• [Selected passage]
_ _ _ _ _
Custom Industry Scoring: We score fundamental metrics that are unique to certain

industries as part of our within-industry scoring. Currently this applies to banks,

precious metals mining companies, and oil and gas exploration & production companies.

Each of these factors is then combined to create an overall Crescat score for each stock. These

stocks comprise the individual equity portion of the investable universe for Crescat’s two alternative

strategies. Within that equity universe, the top 1,000 market cap stocks comprise the individual

equity investable universe for our large cap strategy.

We look at investment risks and opportunities on a global level using both data-driven models and

macroeconomic themes as a foundation for essential fundamental analysis and judgment. The model

provides an efficient framework for monitoring existing equity positions and for supporting trading

decisions. Moreover, in the context of our overall valuation process, the model is an important part

of our practice of deeply understanding individual company business models and deriving custom

growth projections.
_ _ _ _ _
• [Element location data]
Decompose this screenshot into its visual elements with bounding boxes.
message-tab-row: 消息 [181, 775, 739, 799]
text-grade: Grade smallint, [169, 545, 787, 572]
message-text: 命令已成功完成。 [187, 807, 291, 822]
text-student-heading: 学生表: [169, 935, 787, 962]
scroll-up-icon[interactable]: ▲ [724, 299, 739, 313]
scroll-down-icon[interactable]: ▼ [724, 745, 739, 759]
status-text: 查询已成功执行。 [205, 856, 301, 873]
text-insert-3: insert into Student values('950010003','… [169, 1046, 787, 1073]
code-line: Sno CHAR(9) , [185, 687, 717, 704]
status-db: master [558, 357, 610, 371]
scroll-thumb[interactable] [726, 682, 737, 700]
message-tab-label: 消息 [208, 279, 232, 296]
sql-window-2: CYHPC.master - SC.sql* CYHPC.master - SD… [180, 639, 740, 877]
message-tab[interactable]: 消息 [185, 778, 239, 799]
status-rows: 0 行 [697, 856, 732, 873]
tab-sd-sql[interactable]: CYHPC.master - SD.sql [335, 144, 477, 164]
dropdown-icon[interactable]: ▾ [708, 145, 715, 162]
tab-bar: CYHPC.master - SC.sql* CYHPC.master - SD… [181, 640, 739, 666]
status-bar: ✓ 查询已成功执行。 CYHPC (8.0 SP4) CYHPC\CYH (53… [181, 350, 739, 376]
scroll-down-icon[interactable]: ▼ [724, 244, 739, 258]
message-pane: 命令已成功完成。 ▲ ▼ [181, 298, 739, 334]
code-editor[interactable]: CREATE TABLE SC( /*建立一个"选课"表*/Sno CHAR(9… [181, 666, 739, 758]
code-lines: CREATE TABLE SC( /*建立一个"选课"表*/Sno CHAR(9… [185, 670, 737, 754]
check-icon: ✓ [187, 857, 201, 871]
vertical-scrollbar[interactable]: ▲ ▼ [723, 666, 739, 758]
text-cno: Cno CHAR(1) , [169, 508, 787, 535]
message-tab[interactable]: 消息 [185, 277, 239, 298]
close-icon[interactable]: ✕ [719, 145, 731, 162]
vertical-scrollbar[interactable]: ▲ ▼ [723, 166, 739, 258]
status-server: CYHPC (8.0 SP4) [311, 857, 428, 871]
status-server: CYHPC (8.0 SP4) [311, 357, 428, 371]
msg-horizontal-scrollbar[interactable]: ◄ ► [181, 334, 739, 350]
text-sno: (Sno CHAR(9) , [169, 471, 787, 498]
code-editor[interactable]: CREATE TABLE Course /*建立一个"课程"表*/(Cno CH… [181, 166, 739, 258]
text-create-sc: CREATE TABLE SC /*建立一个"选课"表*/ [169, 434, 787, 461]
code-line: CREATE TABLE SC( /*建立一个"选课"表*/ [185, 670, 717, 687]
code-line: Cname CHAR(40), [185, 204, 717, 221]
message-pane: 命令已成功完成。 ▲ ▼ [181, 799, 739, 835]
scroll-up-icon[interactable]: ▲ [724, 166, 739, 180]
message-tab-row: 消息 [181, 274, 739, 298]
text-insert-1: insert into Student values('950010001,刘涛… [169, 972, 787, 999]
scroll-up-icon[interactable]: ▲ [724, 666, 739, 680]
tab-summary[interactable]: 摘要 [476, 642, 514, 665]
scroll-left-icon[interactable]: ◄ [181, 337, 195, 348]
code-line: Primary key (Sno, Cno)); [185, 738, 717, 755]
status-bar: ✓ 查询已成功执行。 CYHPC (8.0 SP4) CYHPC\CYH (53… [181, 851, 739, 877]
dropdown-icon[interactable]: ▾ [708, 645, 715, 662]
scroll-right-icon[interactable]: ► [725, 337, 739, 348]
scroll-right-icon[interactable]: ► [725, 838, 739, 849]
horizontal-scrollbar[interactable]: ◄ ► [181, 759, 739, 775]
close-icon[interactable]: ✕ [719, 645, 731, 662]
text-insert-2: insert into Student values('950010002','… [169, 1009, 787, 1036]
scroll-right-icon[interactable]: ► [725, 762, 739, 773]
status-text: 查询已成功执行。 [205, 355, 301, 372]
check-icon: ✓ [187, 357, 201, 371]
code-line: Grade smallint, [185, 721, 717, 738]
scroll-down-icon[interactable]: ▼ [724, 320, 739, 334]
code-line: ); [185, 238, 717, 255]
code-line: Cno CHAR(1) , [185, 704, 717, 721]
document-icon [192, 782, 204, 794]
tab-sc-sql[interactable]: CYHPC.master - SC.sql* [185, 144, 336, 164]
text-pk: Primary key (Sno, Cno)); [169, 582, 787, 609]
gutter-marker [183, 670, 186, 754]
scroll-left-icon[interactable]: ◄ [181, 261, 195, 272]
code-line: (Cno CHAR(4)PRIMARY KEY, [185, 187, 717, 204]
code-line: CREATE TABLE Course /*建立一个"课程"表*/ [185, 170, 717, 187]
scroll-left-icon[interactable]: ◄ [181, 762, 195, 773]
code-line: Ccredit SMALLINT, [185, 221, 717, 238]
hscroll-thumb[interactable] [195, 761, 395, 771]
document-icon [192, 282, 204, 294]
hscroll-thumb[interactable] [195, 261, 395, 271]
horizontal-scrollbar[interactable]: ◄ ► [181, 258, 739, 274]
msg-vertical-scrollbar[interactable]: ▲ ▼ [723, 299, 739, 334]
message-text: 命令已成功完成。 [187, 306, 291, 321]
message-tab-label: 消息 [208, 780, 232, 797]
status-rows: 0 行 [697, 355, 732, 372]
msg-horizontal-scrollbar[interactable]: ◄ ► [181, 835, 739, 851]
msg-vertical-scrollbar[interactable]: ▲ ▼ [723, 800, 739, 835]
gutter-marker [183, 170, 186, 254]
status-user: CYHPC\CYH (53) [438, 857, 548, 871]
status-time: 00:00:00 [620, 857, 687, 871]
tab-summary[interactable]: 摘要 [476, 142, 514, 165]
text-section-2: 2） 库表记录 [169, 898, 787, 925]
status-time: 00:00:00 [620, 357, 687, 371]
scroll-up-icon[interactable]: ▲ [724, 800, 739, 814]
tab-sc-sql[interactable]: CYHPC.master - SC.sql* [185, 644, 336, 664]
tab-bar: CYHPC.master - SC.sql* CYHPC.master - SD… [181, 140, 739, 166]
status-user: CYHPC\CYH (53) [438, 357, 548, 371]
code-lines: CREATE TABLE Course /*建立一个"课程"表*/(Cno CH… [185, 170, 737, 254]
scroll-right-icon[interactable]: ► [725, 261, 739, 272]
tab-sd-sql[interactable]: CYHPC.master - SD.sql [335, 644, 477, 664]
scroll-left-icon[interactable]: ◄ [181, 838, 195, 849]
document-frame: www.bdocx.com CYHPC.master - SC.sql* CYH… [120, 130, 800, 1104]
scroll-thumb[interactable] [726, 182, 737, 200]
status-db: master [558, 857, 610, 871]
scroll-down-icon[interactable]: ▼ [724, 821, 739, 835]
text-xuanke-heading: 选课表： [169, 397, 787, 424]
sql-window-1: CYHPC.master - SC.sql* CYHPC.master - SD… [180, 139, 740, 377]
_ _ _ _ _
• [Given problem A]
Which industries does the stock scoring passage say currently get custom industry scoring?
• [Given problem B]
According to the stock scoring passage, which stocks make up the individual equity investable universe for the large cap strategy?
• [Given problem C]
Write out the stretch of the stock scoring passage from "equity investable universe" through "growth projections.", substituting "structure" for "framework".

• [Full output A]
- Banks
- Precious metals mining companies
- Oil and gas exploration & production companies

• [Full output B]
The top 1,000 market cap stocks within the equity universe.

• [Full output C]
equity investable universe for our large cap strategy.

We look at investment risks and opportunities on a global level using both data-driven models and

macroeconomic themes as a foundation for essential fundamental analysis and judgment. The model

provides an efficient structure for monitoring existing equity positions and for supporting trading

decisions. Moreover, in the context of our overall valuation process, the model is an important part

of our practice of deeply understanding individual company business models and deriving custom

growth projections.